Data tied to figure images
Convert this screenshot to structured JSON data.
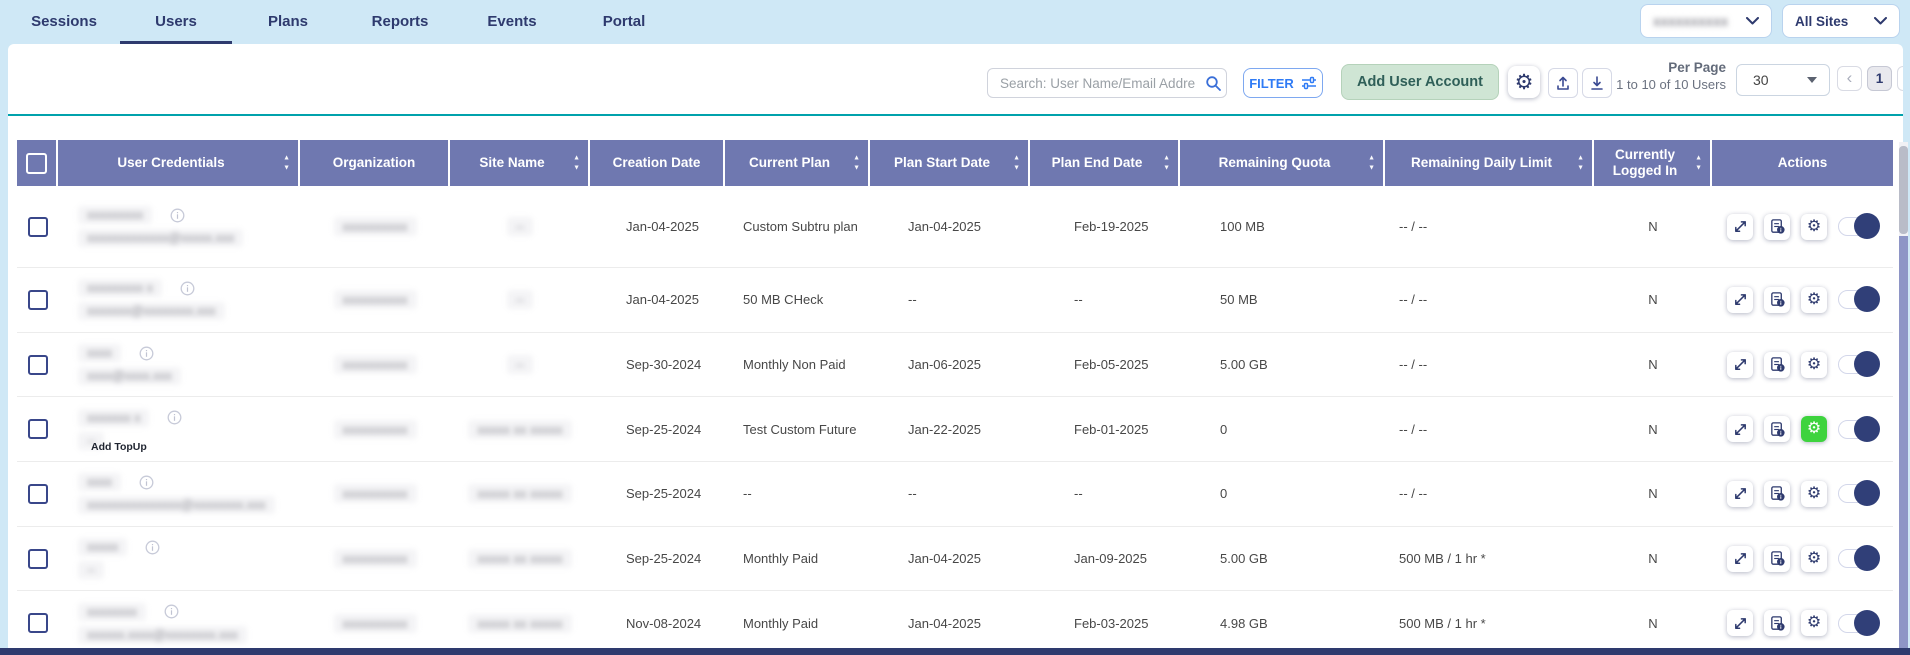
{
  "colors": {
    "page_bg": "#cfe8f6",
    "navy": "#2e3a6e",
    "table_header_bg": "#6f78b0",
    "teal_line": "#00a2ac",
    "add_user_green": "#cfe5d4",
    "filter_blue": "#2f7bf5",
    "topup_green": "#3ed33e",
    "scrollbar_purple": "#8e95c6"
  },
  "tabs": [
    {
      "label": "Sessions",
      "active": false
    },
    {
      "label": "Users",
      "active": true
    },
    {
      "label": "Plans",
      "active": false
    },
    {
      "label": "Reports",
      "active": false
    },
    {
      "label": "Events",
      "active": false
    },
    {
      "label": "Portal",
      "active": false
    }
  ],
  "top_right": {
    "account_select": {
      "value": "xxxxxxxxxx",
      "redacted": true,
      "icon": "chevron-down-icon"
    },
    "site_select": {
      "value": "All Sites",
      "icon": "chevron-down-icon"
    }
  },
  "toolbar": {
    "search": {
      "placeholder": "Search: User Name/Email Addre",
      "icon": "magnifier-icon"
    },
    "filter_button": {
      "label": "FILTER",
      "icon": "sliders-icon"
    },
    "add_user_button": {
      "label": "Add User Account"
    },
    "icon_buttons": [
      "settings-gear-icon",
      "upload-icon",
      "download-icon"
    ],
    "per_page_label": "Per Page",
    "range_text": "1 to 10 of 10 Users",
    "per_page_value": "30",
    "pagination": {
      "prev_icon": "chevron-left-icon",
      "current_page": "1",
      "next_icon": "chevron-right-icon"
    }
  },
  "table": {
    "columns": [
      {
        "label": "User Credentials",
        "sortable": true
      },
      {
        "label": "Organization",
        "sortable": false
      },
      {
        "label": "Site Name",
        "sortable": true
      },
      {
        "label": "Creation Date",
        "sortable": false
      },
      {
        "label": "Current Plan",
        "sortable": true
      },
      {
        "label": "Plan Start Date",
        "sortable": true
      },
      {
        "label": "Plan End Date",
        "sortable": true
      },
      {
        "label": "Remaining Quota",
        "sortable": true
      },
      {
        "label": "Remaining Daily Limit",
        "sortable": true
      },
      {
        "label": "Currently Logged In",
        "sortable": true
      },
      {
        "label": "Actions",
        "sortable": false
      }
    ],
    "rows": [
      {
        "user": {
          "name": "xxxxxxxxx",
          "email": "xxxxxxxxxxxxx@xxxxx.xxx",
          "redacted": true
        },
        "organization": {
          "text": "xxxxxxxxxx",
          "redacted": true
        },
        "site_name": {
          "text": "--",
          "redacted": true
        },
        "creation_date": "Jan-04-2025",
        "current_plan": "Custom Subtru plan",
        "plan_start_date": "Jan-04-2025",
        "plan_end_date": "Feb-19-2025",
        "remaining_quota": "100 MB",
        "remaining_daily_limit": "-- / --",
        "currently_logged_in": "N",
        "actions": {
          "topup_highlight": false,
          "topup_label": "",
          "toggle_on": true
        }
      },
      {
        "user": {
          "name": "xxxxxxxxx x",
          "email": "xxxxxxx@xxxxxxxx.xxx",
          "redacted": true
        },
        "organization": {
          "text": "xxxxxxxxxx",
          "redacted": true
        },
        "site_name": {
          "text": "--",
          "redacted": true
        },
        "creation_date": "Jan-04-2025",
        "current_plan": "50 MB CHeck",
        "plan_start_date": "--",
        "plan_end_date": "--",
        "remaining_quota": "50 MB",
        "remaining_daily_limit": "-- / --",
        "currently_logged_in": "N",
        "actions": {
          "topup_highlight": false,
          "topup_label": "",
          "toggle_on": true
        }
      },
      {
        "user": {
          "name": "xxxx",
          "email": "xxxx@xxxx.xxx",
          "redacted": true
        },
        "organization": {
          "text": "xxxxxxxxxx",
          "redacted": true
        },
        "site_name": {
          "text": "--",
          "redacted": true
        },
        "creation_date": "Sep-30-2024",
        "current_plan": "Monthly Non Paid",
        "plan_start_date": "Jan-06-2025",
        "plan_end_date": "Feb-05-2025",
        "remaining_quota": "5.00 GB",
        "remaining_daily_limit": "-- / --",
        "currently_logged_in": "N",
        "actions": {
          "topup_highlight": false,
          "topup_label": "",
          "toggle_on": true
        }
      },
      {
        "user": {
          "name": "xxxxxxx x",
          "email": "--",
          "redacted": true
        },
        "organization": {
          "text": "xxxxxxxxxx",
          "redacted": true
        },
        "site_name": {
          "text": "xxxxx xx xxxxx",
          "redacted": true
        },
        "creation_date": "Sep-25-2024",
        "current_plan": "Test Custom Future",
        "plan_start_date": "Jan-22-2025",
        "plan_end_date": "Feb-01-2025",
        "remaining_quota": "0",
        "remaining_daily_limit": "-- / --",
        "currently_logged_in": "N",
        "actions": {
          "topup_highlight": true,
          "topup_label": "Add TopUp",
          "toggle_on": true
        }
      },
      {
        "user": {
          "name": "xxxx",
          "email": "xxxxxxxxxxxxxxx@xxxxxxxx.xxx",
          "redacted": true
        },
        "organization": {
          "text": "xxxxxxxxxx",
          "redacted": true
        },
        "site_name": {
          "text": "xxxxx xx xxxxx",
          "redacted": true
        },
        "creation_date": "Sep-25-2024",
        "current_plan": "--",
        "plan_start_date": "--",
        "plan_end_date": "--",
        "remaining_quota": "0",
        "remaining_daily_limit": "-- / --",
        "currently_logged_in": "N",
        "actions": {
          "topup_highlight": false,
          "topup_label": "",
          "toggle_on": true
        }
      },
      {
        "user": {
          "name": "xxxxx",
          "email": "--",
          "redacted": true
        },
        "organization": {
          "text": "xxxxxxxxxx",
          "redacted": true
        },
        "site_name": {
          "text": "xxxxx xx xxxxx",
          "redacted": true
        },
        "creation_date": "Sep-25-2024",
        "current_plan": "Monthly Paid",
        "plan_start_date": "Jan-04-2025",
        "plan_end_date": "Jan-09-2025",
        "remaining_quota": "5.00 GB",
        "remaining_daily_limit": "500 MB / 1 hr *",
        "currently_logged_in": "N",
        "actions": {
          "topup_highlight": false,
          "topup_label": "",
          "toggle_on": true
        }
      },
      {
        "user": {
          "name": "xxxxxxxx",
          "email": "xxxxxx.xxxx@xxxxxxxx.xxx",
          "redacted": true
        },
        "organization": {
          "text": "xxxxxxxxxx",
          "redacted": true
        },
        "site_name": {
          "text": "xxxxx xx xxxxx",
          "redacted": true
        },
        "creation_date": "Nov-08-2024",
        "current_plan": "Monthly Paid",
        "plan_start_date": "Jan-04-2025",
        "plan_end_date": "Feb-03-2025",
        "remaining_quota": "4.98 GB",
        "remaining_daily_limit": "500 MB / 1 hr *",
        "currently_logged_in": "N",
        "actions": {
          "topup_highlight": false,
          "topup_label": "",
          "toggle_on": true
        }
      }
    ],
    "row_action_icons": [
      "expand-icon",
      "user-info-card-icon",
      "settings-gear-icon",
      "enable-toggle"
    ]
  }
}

> **WHAT THE EXERCISE ASKS**: Take the entries shown above and quote them verbatim, passing over the pictures.

> **FINAL ANSWER**:
Convert this screenshot to structured JSON data.
{
  "colors": {
    "page_bg": "#cfe8f6",
    "navy": "#2e3a6e",
    "table_header_bg": "#6f78b0",
    "teal_line": "#00a2ac",
    "add_user_green": "#cfe5d4",
    "filter_blue": "#2f7bf5",
    "topup_green": "#3ed33e",
    "scrollbar_purple": "#8e95c6"
  },
  "tabs": [
    {
      "label": "Sessions",
      "active": false
    },
    {
      "label": "Users",
      "active": true
    },
    {
      "label": "Plans",
      "active": false
    },
    {
      "label": "Reports",
      "active": false
    },
    {
      "label": "Events",
      "active": false
    },
    {
      "label": "Portal",
      "active": false
    }
  ],
  "top_right": {
    "account_select": {
      "value": "xxxxxxxxxx",
      "redacted": true,
      "icon": "chevron-down-icon"
    },
    "site_select": {
      "value": "All Sites",
      "icon": "chevron-down-icon"
    }
  },
  "toolbar": {
    "search": {
      "placeholder": "Search: User Name/Email Addre",
      "icon": "magnifier-icon"
    },
    "filter_button": {
      "label": "FILTER",
      "icon": "sliders-icon"
    },
    "add_user_button": {
      "label": "Add User Account"
    },
    "icon_buttons": [
      "settings-gear-icon",
      "upload-icon",
      "download-icon"
    ],
    "per_page_label": "Per Page",
    "range_text": "1 to 10 of 10 Users",
    "per_page_value": "30",
    "pagination": {
      "prev_icon": "chevron-left-icon",
      "current_page": "1",
      "next_icon": "chevron-right-icon"
    }
  },
  "table": {
    "columns": [
      {
        "label": "User Credentials",
        "sortable": true
      },
      {
        "label": "Organization",
        "sortable": false
      },
      {
        "label": "Site Name",
        "sortable": true
      },
      {
        "label": "Creation Date",
        "sortable": false
      },
      {
        "label": "Current Plan",
        "sortable": true
      },
      {
        "label": "Plan Start Date",
        "sortable": true
      },
      {
        "label": "Plan End Date",
        "sortable": true
      },
      {
        "label": "Remaining Quota",
        "sortable": true
      },
      {
        "label": "Remaining Daily Limit",
        "sortable": true
      },
      {
        "label": "Currently Logged In",
        "sortable": true
      },
      {
        "label": "Actions",
        "sortable": false
      }
    ],
    "rows": [
      {
        "user": {
          "name": "xxxxxxxxx",
          "email": "xxxxxxxxxxxxx@xxxxx.xxx",
          "redacted": true
        },
        "organization": {
          "text": "xxxxxxxxxx",
          "redacted": true
        },
        "site_name": {
          "text": "--",
          "redacted": true
        },
        "creation_date": "Jan-04-2025",
        "current_plan": "Custom Subtru plan",
        "plan_start_date": "Jan-04-2025",
        "plan_end_date": "Feb-19-2025",
        "remaining_quota": "100 MB",
        "remaining_daily_limit": "-- / --",
        "currently_logged_in": "N",
        "actions": {
          "topup_highlight": false,
          "topup_label": "",
          "toggle_on": true
        }
      },
      {
        "user": {
          "name": "xxxxxxxxx x",
          "email": "xxxxxxx@xxxxxxxx.xxx",
          "redacted": true
        },
        "organization": {
          "text": "xxxxxxxxxx",
          "redacted": true
        },
        "site_name": {
          "text": "--",
          "redacted": true
        },
        "creation_date": "Jan-04-2025",
        "current_plan": "50 MB CHeck",
        "plan_start_date": "--",
        "plan_end_date": "--",
        "remaining_quota": "50 MB",
        "remaining_daily_limit": "-- / --",
        "currently_logged_in": "N",
        "actions": {
          "topup_highlight": false,
          "topup_label": "",
          "toggle_on": true
        }
      },
      {
        "user": {
          "name": "xxxx",
          "email": "xxxx@xxxx.xxx",
          "redacted": true
        },
        "organization": {
          "text": "xxxxxxxxxx",
          "redacted": true
        },
        "site_name": {
          "text": "--",
          "redacted": true
        },
        "creation_date": "Sep-30-2024",
        "current_plan": "Monthly Non Paid",
        "plan_start_date": "Jan-06-2025",
        "plan_end_date": "Feb-05-2025",
        "remaining_quota": "5.00 GB",
        "remaining_daily_limit": "-- / --",
        "currently_logged_in": "N",
        "actions": {
          "topup_highlight": false,
          "topup_label": "",
          "toggle_on": true
        }
      },
      {
        "user": {
          "name": "xxxxxxx x",
          "email": "--",
          "redacted": true
        },
        "organization": {
          "text": "xxxxxxxxxx",
          "redacted": true
        },
        "site_name": {
          "text": "xxxxx xx xxxxx",
          "redacted": true
        },
        "creation_date": "Sep-25-2024",
        "current_plan": "Test Custom Future",
        "plan_start_date": "Jan-22-2025",
        "plan_end_date": "Feb-01-2025",
        "remaining_quota": "0",
        "remaining_daily_limit": "-- / --",
        "currently_logged_in": "N",
        "actions": {
          "topup_highlight": true,
          "topup_label": "Add TopUp",
          "toggle_on": true
        }
      },
      {
        "user": {
          "name": "xxxx",
          "email": "xxxxxxxxxxxxxxx@xxxxxxxx.xxx",
          "redacted": true
        },
        "organization": {
          "text": "xxxxxxxxxx",
          "redacted": true
        },
        "site_name": {
          "text": "xxxxx xx xxxxx",
          "redacted": true
        },
        "creation_date": "Sep-25-2024",
        "current_plan": "--",
        "plan_start_date": "--",
        "plan_end_date": "--",
        "remaining_quota": "0",
        "remaining_daily_limit": "-- / --",
        "currently_logged_in": "N",
        "actions": {
          "topup_highlight": false,
          "topup_label": "",
          "toggle_on": true
        }
      },
      {
        "user": {
          "name": "xxxxx",
          "email": "--",
          "redacted": true
        },
        "organization": {
          "text": "xxxxxxxxxx",
          "redacted": true
        },
        "site_name": {
          "text": "xxxxx xx xxxxx",
          "redacted": true
        },
        "creation_date": "Sep-25-2024",
        "current_plan": "Monthly Paid",
        "plan_start_date": "Jan-04-2025",
        "plan_end_date": "Jan-09-2025",
        "remaining_quota": "5.00 GB",
        "remaining_daily_limit": "500 MB / 1 hr *",
        "currently_logged_in": "N",
        "actions": {
          "topup_highlight": false,
          "topup_label": "",
          "toggle_on": true
        }
      },
      {
        "user": {
          "name": "xxxxxxxx",
          "email": "xxxxxx.xxxx@xxxxxxxx.xxx",
          "redacted": true
        },
        "organization": {
          "text": "xxxxxxxxxx",
          "redacted": true
        },
        "site_name": {
          "text": "xxxxx xx xxxxx",
          "redacted": true
        },
        "creation_date": "Nov-08-2024",
        "current_plan": "Monthly Paid",
        "plan_start_date": "Jan-04-2025",
        "plan_end_date": "Feb-03-2025",
        "remaining_quota": "4.98 GB",
        "remaining_daily_limit": "500 MB / 1 hr *",
        "currently_logged_in": "N",
        "actions": {
          "topup_highlight": false,
          "topup_label": "",
          "toggle_on": true
        }
      }
    ],
    "row_action_icons": [
      "expand-icon",
      "user-info-card-icon",
      "settings-gear-icon",
      "enable-toggle"
    ]
  }
}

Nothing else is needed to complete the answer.